======== Data supplied ========
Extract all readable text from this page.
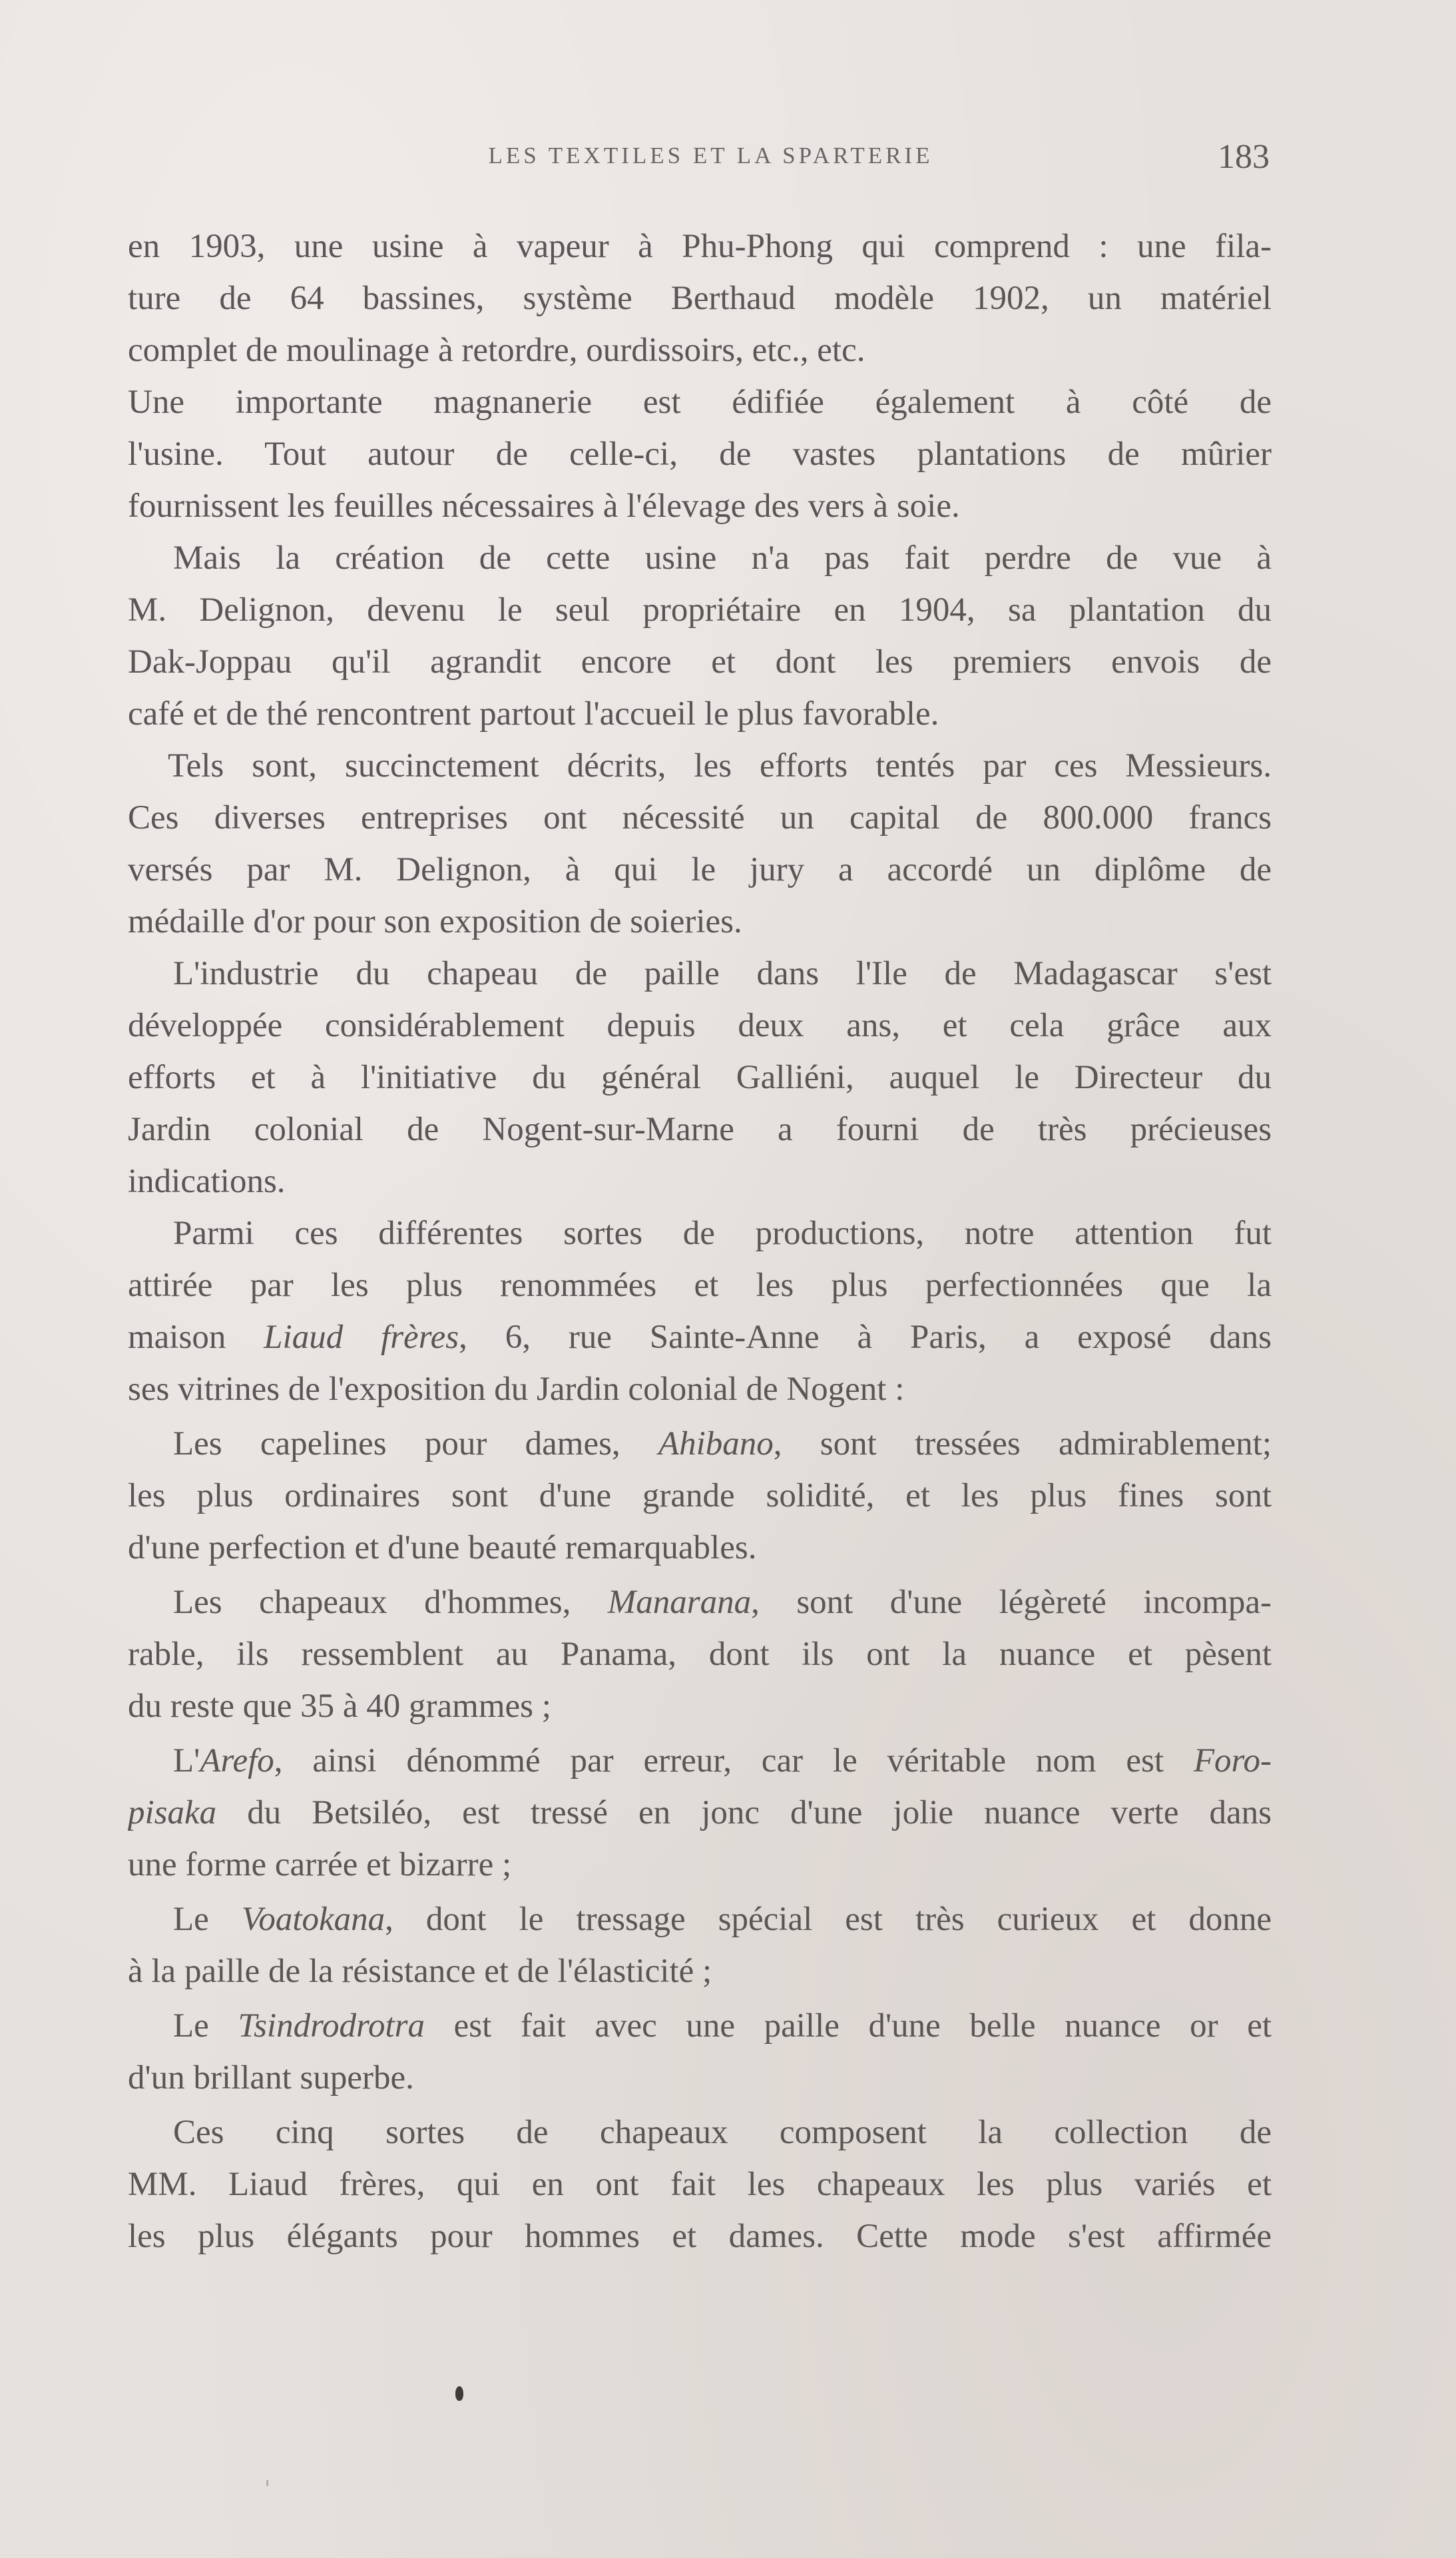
LES TEXTILES ET LA SPARTERIE	183
en 1903, une usine à vapeur à Phu-Phong qui comprend : une fila-
ture de 64 bassines, système Berthaud modèle 1902, un matériel
complet de moulinage à retordre, ourdissoirs, etc., etc.
Une importante magnanerie est édifiée également à côté de
l'usine. Tout autour de celle-ci, de vastes plantations de mûrier
fournissent les feuilles nécessaires à l'élevage des vers à soie.
Mais la création de cette usine n'a pas fait perdre de vue à
M. Delignon, devenu le seul propriétaire en 1904, sa plantation du
Dak-Joppau qu'il agrandit encore et dont les premiers envois de
café et de thé rencontrent partout l'accueil le plus favorable.
Tels sont, succinctement décrits, les efforts tentés par ces Messieurs.
Ces diverses entreprises ont nécessité un capital de 800.000 francs
versés par M. Delignon, à qui le jury a accordé un diplôme de
médaille d'or pour son exposition de soieries.
L'industrie du chapeau de paille dans l'Ile de Madagascar s'est
développée considérablement depuis deux ans, et cela grâce aux
efforts et à l'initiative du général Galliéni, auquel le Directeur du
Jardin colonial de Nogent-sur-Marne a fourni de très précieuses
indications.
Parmi ces différentes sortes de productions, notre attention fut
attirée par les plus renommées et les plus perfectionnées que la
maison Liaud frères, 6, rue Sainte-Anne à Paris, a exposé dans
ses vitrines de l'exposition du Jardin colonial de Nogent :
Les capelines pour dames, Ahibano, sont tressées admirablement;
les plus ordinaires sont d'une grande solidité, et les plus fines sont
d'une perfection et d'une beauté remarquables.
Les chapeaux d'hommes, Manarana, sont d'une légèreté incompa-
rable, ils ressemblent au Panama, dont ils ont la nuance et pèsent
du reste que 35 à 40 grammes ;
L'Arefo, ainsi dénommé par erreur, car le véritable nom est Foro-
pisaka du Betsiléo, est tressé en jonc d'une jolie nuance verte dans
une forme carrée et bizarre ;
Le Voatokana, dont le tressage spécial est très curieux et donne
à la paille de la résistance et de l'élasticité ;
Le Tsindrodrotra est fait avec une paille d'une belle nuance or et
d'un brillant superbe.
Ces cinq sortes de chapeaux composent la collection de
MM. Liaud frères, qui en ont fait les chapeaux les plus variés et
les plus élégants pour hommes et dames. Cette mode s'est affirmée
========
### Required task
Return every line of the records exactly as given, pictures excluded.

### Correct response
Extract all readable text from this page.
LES TEXTILES ET LA SPARTERIE	183
en 1903, une usine à vapeur à Phu-Phong qui comprend : une fila-
ture de 64 bassines, système Berthaud modèle 1902, un matériel
complet de moulinage à retordre, ourdissoirs, etc., etc.
Une importante magnanerie est édifiée également à côté de
l'usine. Tout autour de celle-ci, de vastes plantations de mûrier
fournissent les feuilles nécessaires à l'élevage des vers à soie.
Mais la création de cette usine n'a pas fait perdre de vue à
M. Delignon, devenu le seul propriétaire en 1904, sa plantation du
Dak-Joppau qu'il agrandit encore et dont les premiers envois de
café et de thé rencontrent partout l'accueil le plus favorable.
Tels sont, succinctement décrits, les efforts tentés par ces Messieurs.
Ces diverses entreprises ont nécessité un capital de 800.000 francs
versés par M. Delignon, à qui le jury a accordé un diplôme de
médaille d'or pour son exposition de soieries.
L'industrie du chapeau de paille dans l'Ile de Madagascar s'est
développée considérablement depuis deux ans, et cela grâce aux
efforts et à l'initiative du général Galliéni, auquel le Directeur du
Jardin colonial de Nogent-sur-Marne a fourni de très précieuses
indications.
Parmi ces différentes sortes de productions, notre attention fut
attirée par les plus renommées et les plus perfectionnées que la
maison Liaud frères, 6, rue Sainte-Anne à Paris, a exposé dans
ses vitrines de l'exposition du Jardin colonial de Nogent :
Les capelines pour dames, Ahibano, sont tressées admirablement;
les plus ordinaires sont d'une grande solidité, et les plus fines sont
d'une perfection et d'une beauté remarquables.
Les chapeaux d'hommes, Manarana, sont d'une légèreté incompa-
rable, ils ressemblent au Panama, dont ils ont la nuance et pèsent
du reste que 35 à 40 grammes ;
L'Arefo, ainsi dénommé par erreur, car le véritable nom est Foro-
pisaka du Betsiléo, est tressé en jonc d'une jolie nuance verte dans
une forme carrée et bizarre ;
Le Voatokana, dont le tressage spécial est très curieux et donne
à la paille de la résistance et de l'élasticité ;
Le Tsindrodrotra est fait avec une paille d'une belle nuance or et
d'un brillant superbe.
Ces cinq sortes de chapeaux composent la collection de
MM. Liaud frères, qui en ont fait les chapeaux les plus variés et
les plus élégants pour hommes et dames. Cette mode s'est affirmée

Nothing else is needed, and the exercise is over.